EXCERPTED RECORDS —
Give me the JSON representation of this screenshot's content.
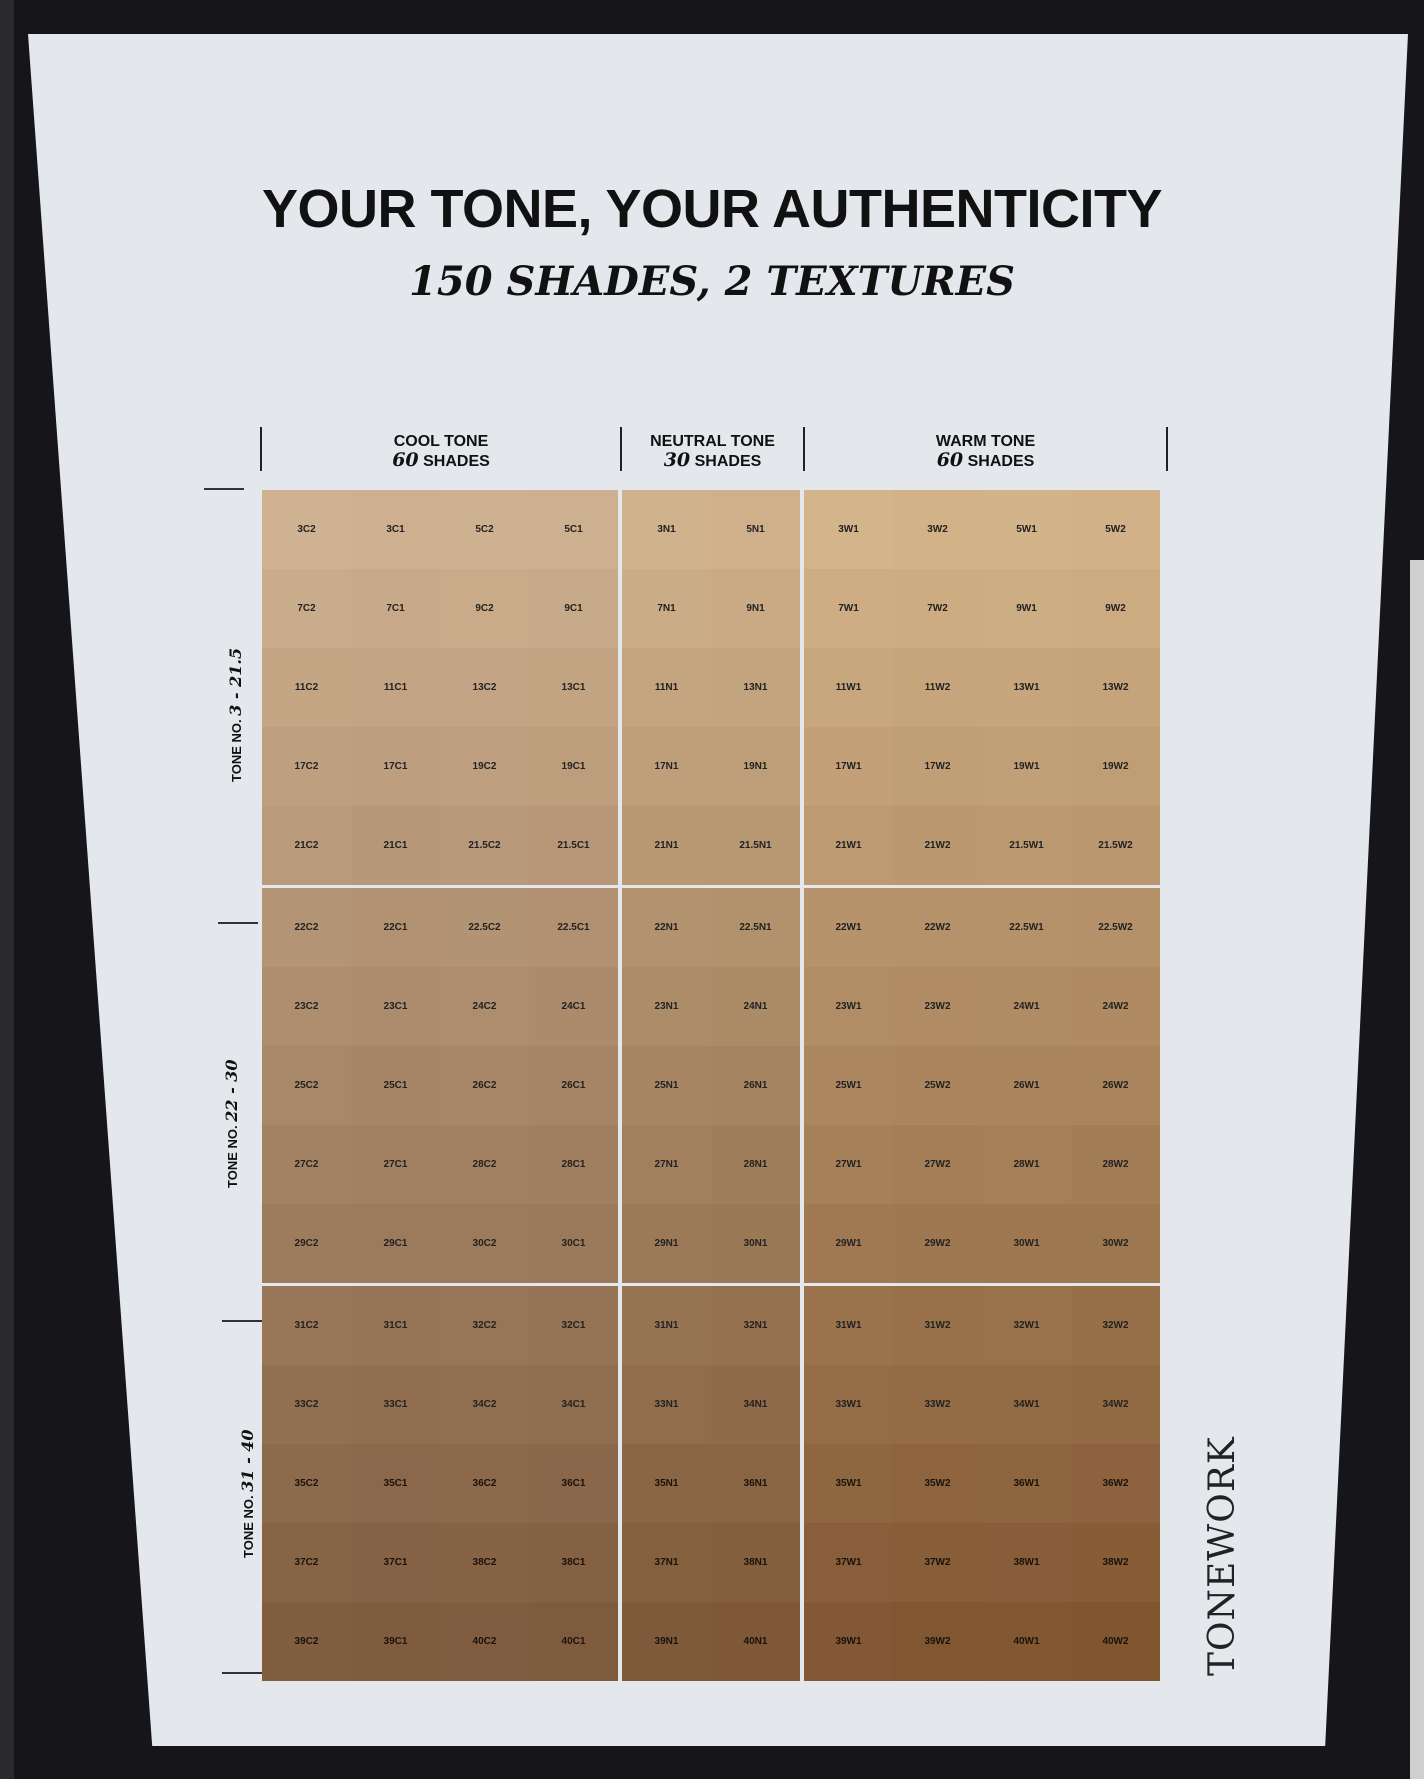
{
  "poster": {
    "title": "YOUR TONE, YOUR AUTHENTICITY",
    "subtitle": "150 SHADES, 2 TEXTURES",
    "brand": "TONEWORK",
    "headers": [
      {
        "name": "COOL TONE",
        "count": "60",
        "unit": "SHADES"
      },
      {
        "name": "NEUTRAL TONE",
        "count": "30",
        "unit": "SHADES"
      },
      {
        "name": "WARM TONE",
        "count": "60",
        "unit": "SHADES"
      }
    ],
    "side_labels": [
      {
        "prefix": "TONE NO.",
        "range": "3 - 21.5"
      },
      {
        "prefix": "TONE NO.",
        "range": "22 - 30"
      },
      {
        "prefix": "TONE NO.",
        "range": "31 - 40"
      }
    ]
  },
  "colors": {
    "cool": {
      "top": "#cfb291",
      "bottom": "#7e5a3d"
    },
    "neutral": {
      "top": "#d0b28c",
      "bottom": "#7c5636"
    },
    "warm": {
      "top": "#d4b48a",
      "bottom": "#7f5530"
    }
  },
  "grid": {
    "cool": [
      [
        "3C2",
        "3C1",
        "5C2",
        "5C1"
      ],
      [
        "7C2",
        "7C1",
        "9C2",
        "9C1"
      ],
      [
        "11C2",
        "11C1",
        "13C2",
        "13C1"
      ],
      [
        "17C2",
        "17C1",
        "19C2",
        "19C1"
      ],
      [
        "21C2",
        "21C1",
        "21.5C2",
        "21.5C1"
      ],
      [
        "22C2",
        "22C1",
        "22.5C2",
        "22.5C1"
      ],
      [
        "23C2",
        "23C1",
        "24C2",
        "24C1"
      ],
      [
        "25C2",
        "25C1",
        "26C2",
        "26C1"
      ],
      [
        "27C2",
        "27C1",
        "28C2",
        "28C1"
      ],
      [
        "29C2",
        "29C1",
        "30C2",
        "30C1"
      ],
      [
        "31C2",
        "31C1",
        "32C2",
        "32C1"
      ],
      [
        "33C2",
        "33C1",
        "34C2",
        "34C1"
      ],
      [
        "35C2",
        "35C1",
        "36C2",
        "36C1"
      ],
      [
        "37C2",
        "37C1",
        "38C2",
        "38C1"
      ],
      [
        "39C2",
        "39C1",
        "40C2",
        "40C1"
      ]
    ],
    "neutral": [
      [
        "3N1",
        "5N1"
      ],
      [
        "7N1",
        "9N1"
      ],
      [
        "11N1",
        "13N1"
      ],
      [
        "17N1",
        "19N1"
      ],
      [
        "21N1",
        "21.5N1"
      ],
      [
        "22N1",
        "22.5N1"
      ],
      [
        "23N1",
        "24N1"
      ],
      [
        "25N1",
        "26N1"
      ],
      [
        "27N1",
        "28N1"
      ],
      [
        "29N1",
        "30N1"
      ],
      [
        "31N1",
        "32N1"
      ],
      [
        "33N1",
        "34N1"
      ],
      [
        "35N1",
        "36N1"
      ],
      [
        "37N1",
        "38N1"
      ],
      [
        "39N1",
        "40N1"
      ]
    ],
    "warm": [
      [
        "3W1",
        "3W2",
        "5W1",
        "5W2"
      ],
      [
        "7W1",
        "7W2",
        "9W1",
        "9W2"
      ],
      [
        "11W1",
        "11W2",
        "13W1",
        "13W2"
      ],
      [
        "17W1",
        "17W2",
        "19W1",
        "19W2"
      ],
      [
        "21W1",
        "21W2",
        "21.5W1",
        "21.5W2"
      ],
      [
        "22W1",
        "22W2",
        "22.5W1",
        "22.5W2"
      ],
      [
        "23W1",
        "23W2",
        "24W1",
        "24W2"
      ],
      [
        "25W1",
        "25W2",
        "26W1",
        "26W2"
      ],
      [
        "27W1",
        "27W2",
        "28W1",
        "28W2"
      ],
      [
        "29W1",
        "29W2",
        "30W1",
        "30W2"
      ],
      [
        "31W1",
        "31W2",
        "32W1",
        "32W2"
      ],
      [
        "33W1",
        "33W2",
        "34W1",
        "34W2"
      ],
      [
        "35W1",
        "35W2",
        "36W1",
        "36W2"
      ],
      [
        "37W1",
        "37W2",
        "38W1",
        "38W2"
      ],
      [
        "39W1",
        "39W2",
        "40W1",
        "40W2"
      ]
    ]
  }
}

YOUR INSTRUCTIONS —
Print out the whole of the material word for word, without pictures.

FULL ANSWER —
Give me the JSON representation of this screenshot's content.
{
  "poster": {
    "title": "YOUR TONE, YOUR AUTHENTICITY",
    "subtitle": "150 SHADES, 2 TEXTURES",
    "brand": "TONEWORK",
    "headers": [
      {
        "name": "COOL TONE",
        "count": "60",
        "unit": "SHADES"
      },
      {
        "name": "NEUTRAL TONE",
        "count": "30",
        "unit": "SHADES"
      },
      {
        "name": "WARM TONE",
        "count": "60",
        "unit": "SHADES"
      }
    ],
    "side_labels": [
      {
        "prefix": "TONE NO.",
        "range": "3 - 21.5"
      },
      {
        "prefix": "TONE NO.",
        "range": "22 - 30"
      },
      {
        "prefix": "TONE NO.",
        "range": "31 - 40"
      }
    ]
  },
  "colors": {
    "cool": {
      "top": "#cfb291",
      "bottom": "#7e5a3d"
    },
    "neutral": {
      "top": "#d0b28c",
      "bottom": "#7c5636"
    },
    "warm": {
      "top": "#d4b48a",
      "bottom": "#7f5530"
    }
  },
  "grid": {
    "cool": [
      [
        "3C2",
        "3C1",
        "5C2",
        "5C1"
      ],
      [
        "7C2",
        "7C1",
        "9C2",
        "9C1"
      ],
      [
        "11C2",
        "11C1",
        "13C2",
        "13C1"
      ],
      [
        "17C2",
        "17C1",
        "19C2",
        "19C1"
      ],
      [
        "21C2",
        "21C1",
        "21.5C2",
        "21.5C1"
      ],
      [
        "22C2",
        "22C1",
        "22.5C2",
        "22.5C1"
      ],
      [
        "23C2",
        "23C1",
        "24C2",
        "24C1"
      ],
      [
        "25C2",
        "25C1",
        "26C2",
        "26C1"
      ],
      [
        "27C2",
        "27C1",
        "28C2",
        "28C1"
      ],
      [
        "29C2",
        "29C1",
        "30C2",
        "30C1"
      ],
      [
        "31C2",
        "31C1",
        "32C2",
        "32C1"
      ],
      [
        "33C2",
        "33C1",
        "34C2",
        "34C1"
      ],
      [
        "35C2",
        "35C1",
        "36C2",
        "36C1"
      ],
      [
        "37C2",
        "37C1",
        "38C2",
        "38C1"
      ],
      [
        "39C2",
        "39C1",
        "40C2",
        "40C1"
      ]
    ],
    "neutral": [
      [
        "3N1",
        "5N1"
      ],
      [
        "7N1",
        "9N1"
      ],
      [
        "11N1",
        "13N1"
      ],
      [
        "17N1",
        "19N1"
      ],
      [
        "21N1",
        "21.5N1"
      ],
      [
        "22N1",
        "22.5N1"
      ],
      [
        "23N1",
        "24N1"
      ],
      [
        "25N1",
        "26N1"
      ],
      [
        "27N1",
        "28N1"
      ],
      [
        "29N1",
        "30N1"
      ],
      [
        "31N1",
        "32N1"
      ],
      [
        "33N1",
        "34N1"
      ],
      [
        "35N1",
        "36N1"
      ],
      [
        "37N1",
        "38N1"
      ],
      [
        "39N1",
        "40N1"
      ]
    ],
    "warm": [
      [
        "3W1",
        "3W2",
        "5W1",
        "5W2"
      ],
      [
        "7W1",
        "7W2",
        "9W1",
        "9W2"
      ],
      [
        "11W1",
        "11W2",
        "13W1",
        "13W2"
      ],
      [
        "17W1",
        "17W2",
        "19W1",
        "19W2"
      ],
      [
        "21W1",
        "21W2",
        "21.5W1",
        "21.5W2"
      ],
      [
        "22W1",
        "22W2",
        "22.5W1",
        "22.5W2"
      ],
      [
        "23W1",
        "23W2",
        "24W1",
        "24W2"
      ],
      [
        "25W1",
        "25W2",
        "26W1",
        "26W2"
      ],
      [
        "27W1",
        "27W2",
        "28W1",
        "28W2"
      ],
      [
        "29W1",
        "29W2",
        "30W1",
        "30W2"
      ],
      [
        "31W1",
        "31W2",
        "32W1",
        "32W2"
      ],
      [
        "33W1",
        "33W2",
        "34W1",
        "34W2"
      ],
      [
        "35W1",
        "35W2",
        "36W1",
        "36W2"
      ],
      [
        "37W1",
        "37W2",
        "38W1",
        "38W2"
      ],
      [
        "39W1",
        "39W2",
        "40W1",
        "40W2"
      ]
    ]
  }
}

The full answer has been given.